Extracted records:
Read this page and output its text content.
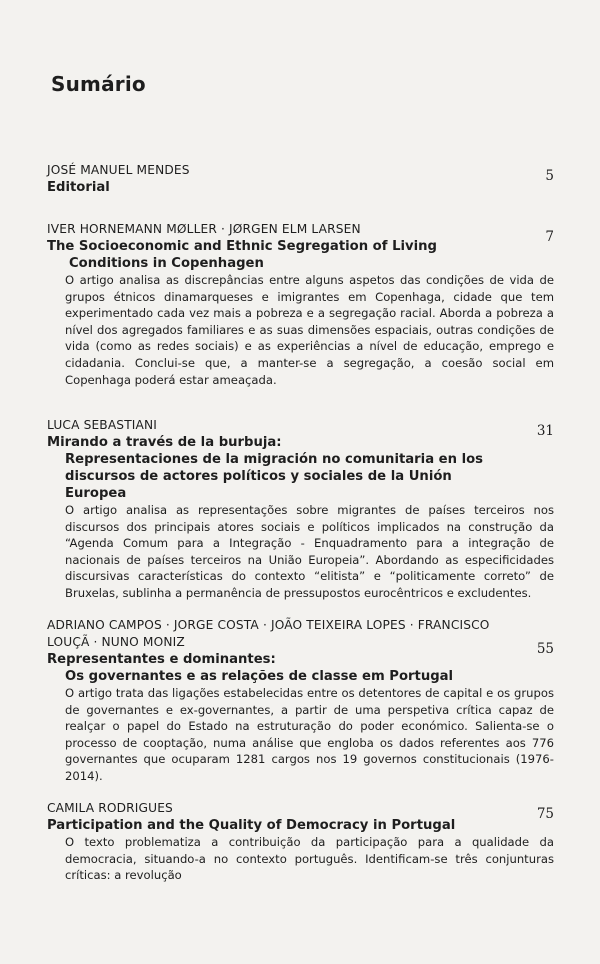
Sumário
JOSÉ MANUEL MENDES	5
Editorial
IVER HORNEMANN MØLLER · JØRGEN ELM LARSEN	7
The Socioeconomic and Ethnic Segregation of Living Conditions in Copenhagen
O artigo analisa as discrepâncias entre alguns aspetos das condições de vida de grupos étnicos dinamarqueses e imigrantes em Copenhaga, cidade que tem experimentado cada vez mais a pobreza e a segregação racial. Aborda a pobreza a nível dos agregados familiares e as suas dimensões espaciais, outras condições de vida (como as redes sociais) e as experiências a nível de educação, emprego e cidadania. Conclui-se que, a manter-se a segregação, a coesão social em Copenhaga poderá estar ameaçada.
LUCA SEBASTIANI	31
Mirando a través de la burbuja:
Representaciones de la migración no comunitaria en los discursos de actores políticos y sociales de la Unión Europea
O artigo analisa as representações sobre migrantes de países terceiros nos discursos dos principais atores sociais e políticos implicados na construção da “Agenda Comum para a Integração - Enquadramento para a integração de nacionais de países terceiros na União Europeia”. Abordando as especificidades discursivas características do contexto “elitista” e “politicamente correto” de Bruxelas, sublinha a permanência de pressupostos eurocêntricos e excludentes.
ADRIANO CAMPOS · JORGE COSTA · JOÃO TEIXEIRA LOPES · FRANCISCO LOUÇÃ · NUNO MONIZ	55
Representantes e dominantes:
Os governantes e as relações de classe em Portugal
O artigo trata das ligações estabelecidas entre os detentores de capital e os grupos de governantes e ex-governantes, a partir de uma perspetiva crítica capaz de realçar o papel do Estado na estruturação do poder económico. Salienta-se o processo de cooptação, numa análise que engloba os dados referentes aos 776 governantes que ocuparam 1281 cargos nos 19 governos constitucionais (1976-2014).
CAMILA RODRIGUES	75
Participation and the Quality of Democracy in Portugal
O texto problematiza a contribuição da participação para a qualidade da democracia, situando-a no contexto português. Identificam-se três conjunturas críticas: a revolução
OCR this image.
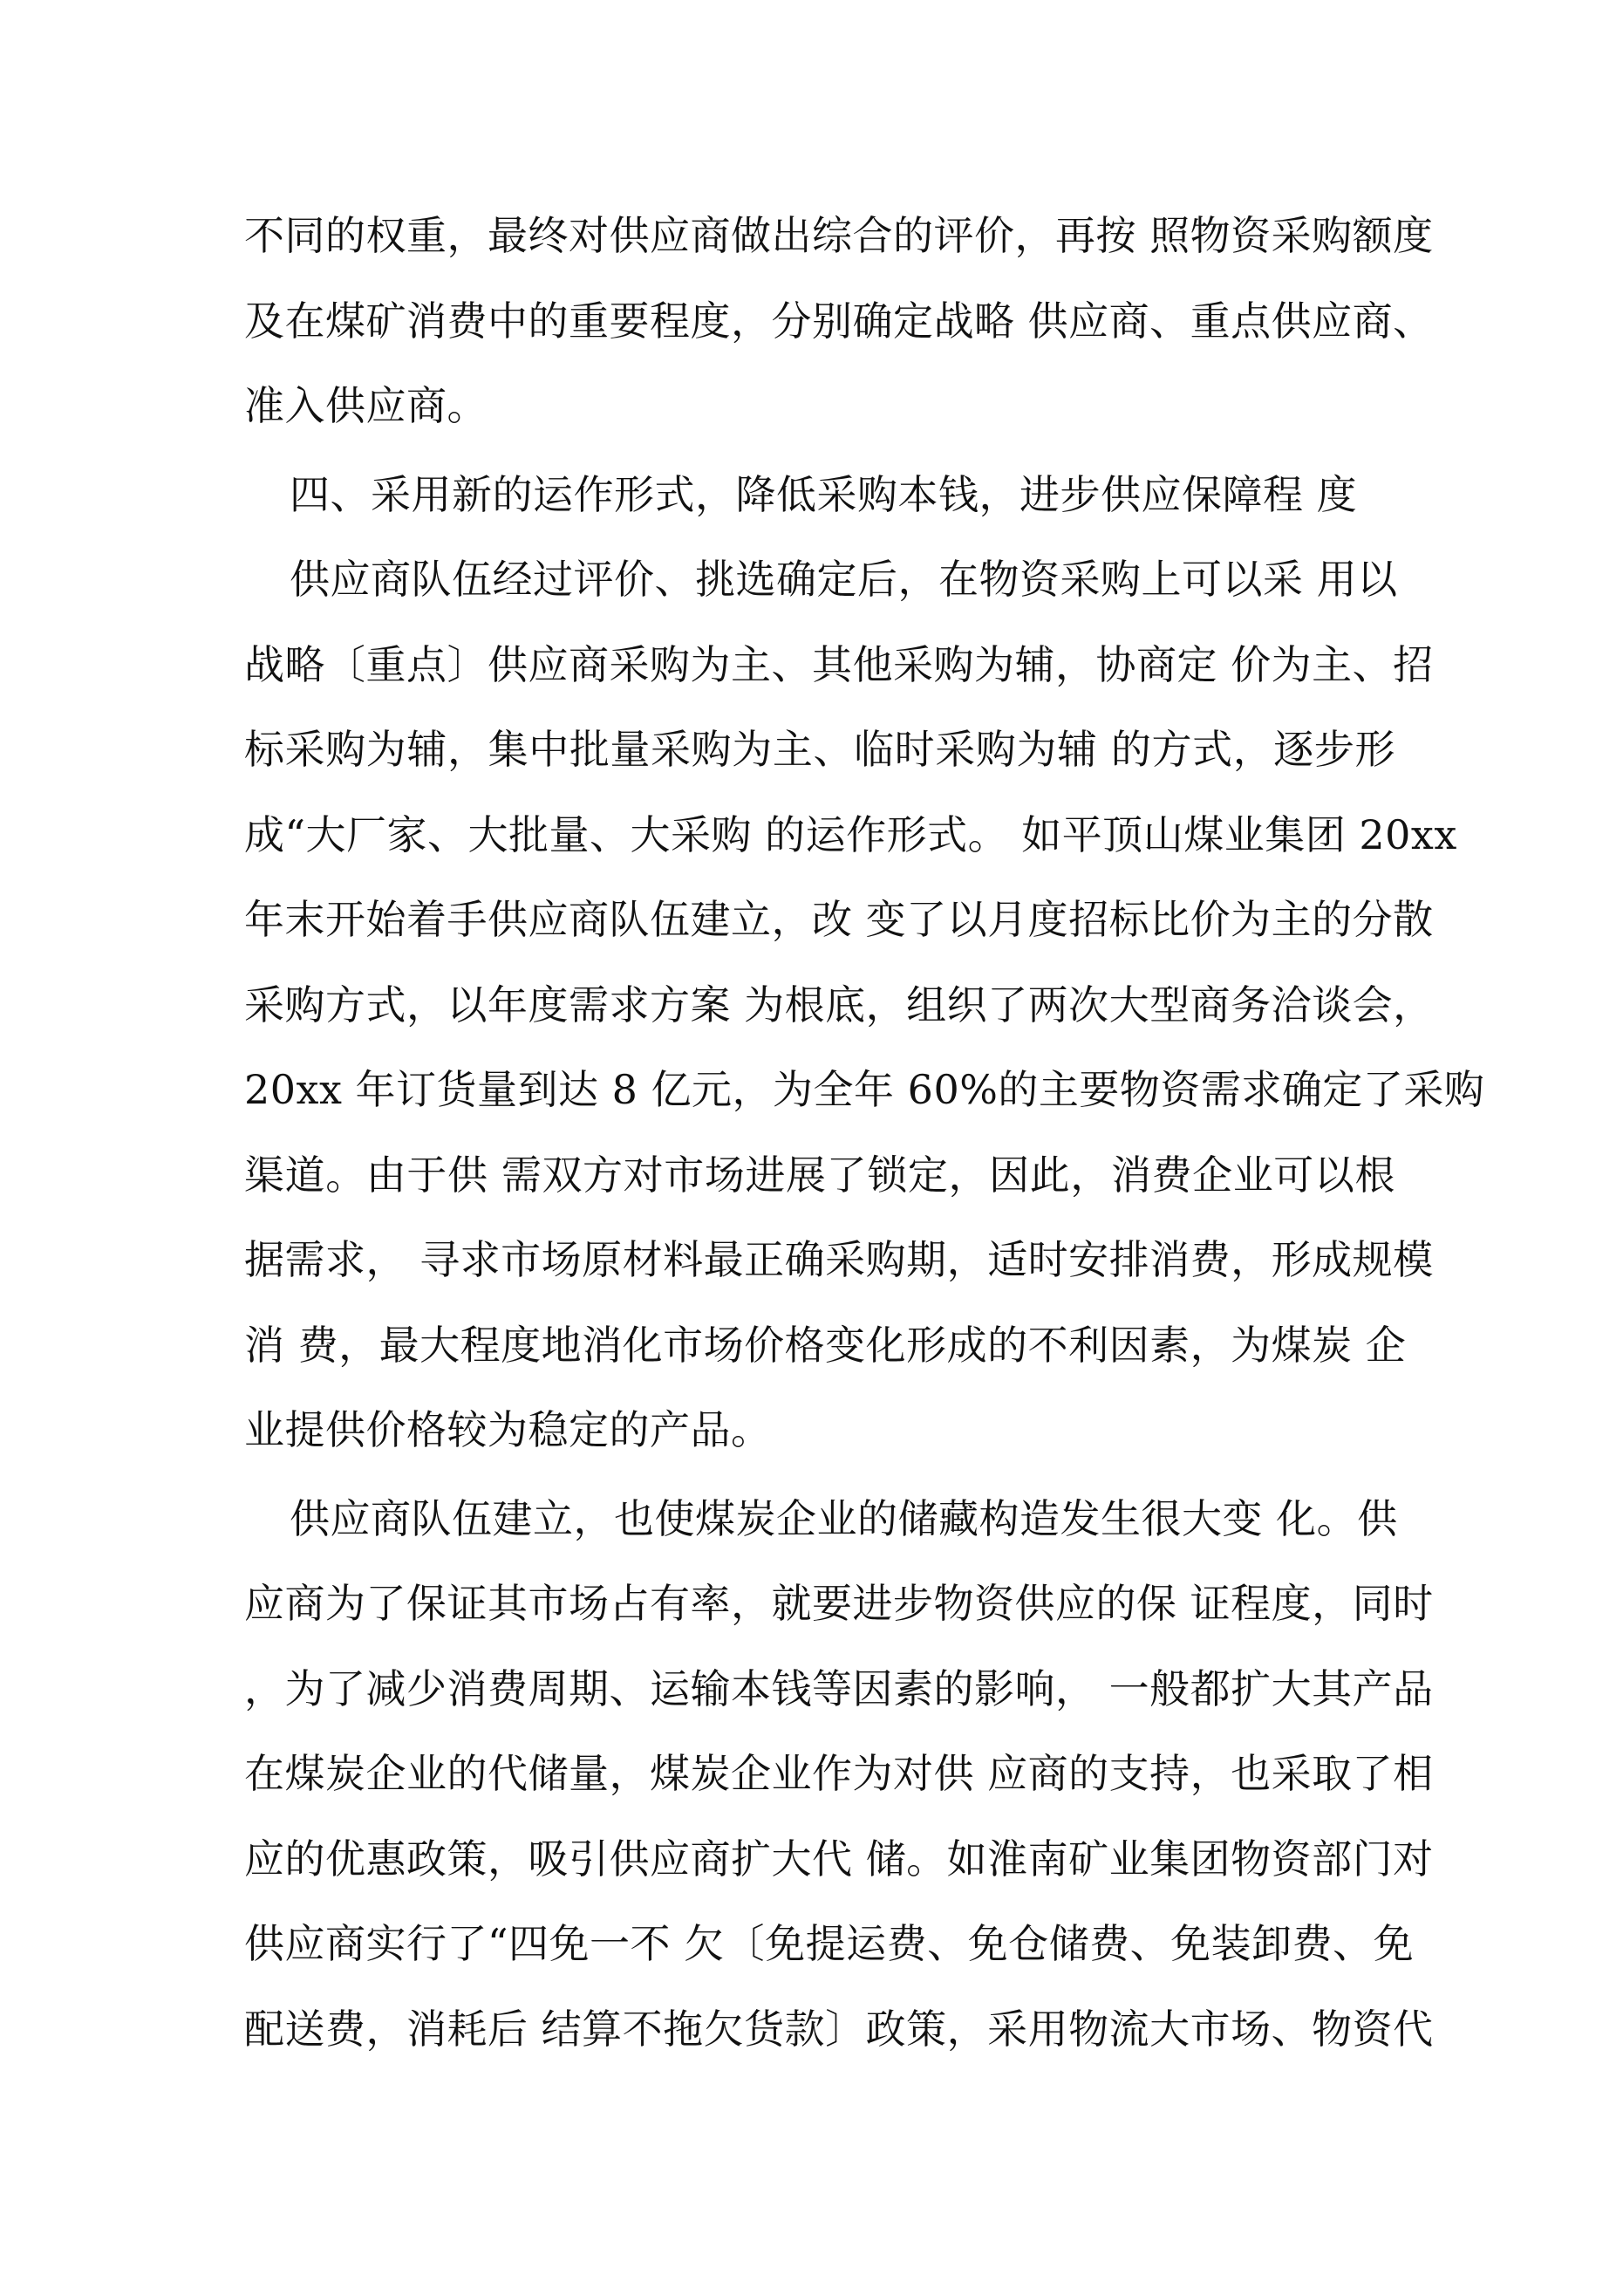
不同的权重，最终对供应商做出综合的评价，再按 照物资采购额度
及在煤矿消费中的重要程度，分别确定战略 供应商、重点供应商、
准入供应商。
四、采用新的运作形式，降低采购本钱，进步供应保障程 度
供应商队伍经过评价、挑选确定后，在物资采购上可以采 用以
战略〔重点〕供应商采购为主、其他采购为辅，协商定 价为主、招
标采购为辅，集中批量采购为主、临时采购为辅 的方式，逐步形
成“大厂家、大批量、大采购 的运作形式。 如平顶山煤业集团 20xx
年末开始着手供应商队伍建立，改 变了以月度招标比价为主的分散
采购方式，以年度需求方案 为根底，组织了两次大型商务洽谈会，
20xx 年订货量到达 8 亿元，为全年 60%的主要物资需求确定了采购
渠道。由于供 需双方对市场进展了锁定，因此，消费企业可以根
据需求， 寻求市场原材料最正确采购期，适时安排消费，形成规模
消 费，最大程度地消化市场价格变化形成的不利因素，为煤炭 企
业提供价格较为稳定的产品。
供应商队伍建立，也使煤炭企业的储藏构造发生很大变 化。供
应商为了保证其市场占有率，就要进步物资供应的保 证程度，同时
，为了减少消费周期、运输本钱等因素的影响， 一般都扩大其产品
在煤炭企业的代储量，煤炭企业作为对供 应商的支持，也采取了相
应的优惠政策，吸引供应商扩大代 储。如淮南矿业集团物资部门对
供应商实行了“四免一不 欠〔免提运费、免仓储费、免装卸费、免
配送费，消耗后 结算不拖欠货款〕政策，采用物流大市场、物资代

*Problem statement:* Search the material above for "contexto". Pull out each line where it shows up.

*Answer to this exercise:*
O artigo analisa as representações sobre migrantes de países terceiros nos discursos dos principais atores sociais e políticos implicados na construção da “Agenda Comum para a Integração - Enquadramento para a integração de nacionais de países terceiros na União Europeia”. Abordando as especificidades discursivas características do contexto “elitista” e “politicamente correto” de Bruxelas, sublinha a permanência de pressupostos eurocêntricos e excludentes.
O texto problematiza a contribuição da participação para a qualidade da democracia, situando-a no contexto português. Identificam-se três conjunturas críticas: a revolução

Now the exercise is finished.